• _Supplied information_:
========================

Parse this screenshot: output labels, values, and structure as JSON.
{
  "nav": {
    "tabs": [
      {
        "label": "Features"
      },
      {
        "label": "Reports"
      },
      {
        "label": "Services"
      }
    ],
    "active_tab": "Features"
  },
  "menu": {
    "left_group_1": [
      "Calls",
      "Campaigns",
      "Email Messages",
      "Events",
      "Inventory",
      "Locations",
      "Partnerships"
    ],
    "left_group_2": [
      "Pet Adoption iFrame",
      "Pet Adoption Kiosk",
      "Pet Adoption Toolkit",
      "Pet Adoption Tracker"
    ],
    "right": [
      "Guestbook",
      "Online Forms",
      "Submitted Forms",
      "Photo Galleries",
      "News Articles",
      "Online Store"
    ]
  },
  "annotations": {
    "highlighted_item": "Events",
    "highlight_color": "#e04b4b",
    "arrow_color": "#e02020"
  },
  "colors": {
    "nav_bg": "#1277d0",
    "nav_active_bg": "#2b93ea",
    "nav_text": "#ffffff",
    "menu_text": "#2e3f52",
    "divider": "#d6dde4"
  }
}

========================

• _Given task_:
Write the listing out again, exactly as it reads.

• _The reply_:
Parse this screenshot: output labels, values, and structure as JSON.
{
  "nav": {
    "tabs": [
      {
        "label": "Features"
      },
      {
        "label": "Reports"
      },
      {
        "label": "Services"
      }
    ],
    "active_tab": "Features"
  },
  "menu": {
    "left_group_1": [
      "Calls",
      "Campaigns",
      "Email Messages",
      "Events",
      "Inventory",
      "Locations",
      "Partnerships"
    ],
    "left_group_2": [
      "Pet Adoption iFrame",
      "Pet Adoption Kiosk",
      "Pet Adoption Toolkit",
      "Pet Adoption Tracker"
    ],
    "right": [
      "Guestbook",
      "Online Forms",
      "Submitted Forms",
      "Photo Galleries",
      "News Articles",
      "Online Store"
    ]
  },
  "annotations": {
    "highlighted_item": "Events",
    "highlight_color": "#e04b4b",
    "arrow_color": "#e02020"
  },
  "colors": {
    "nav_bg": "#1277d0",
    "nav_active_bg": "#2b93ea",
    "nav_text": "#ffffff",
    "menu_text": "#2e3f52",
    "divider": "#d6dde4"
  }
}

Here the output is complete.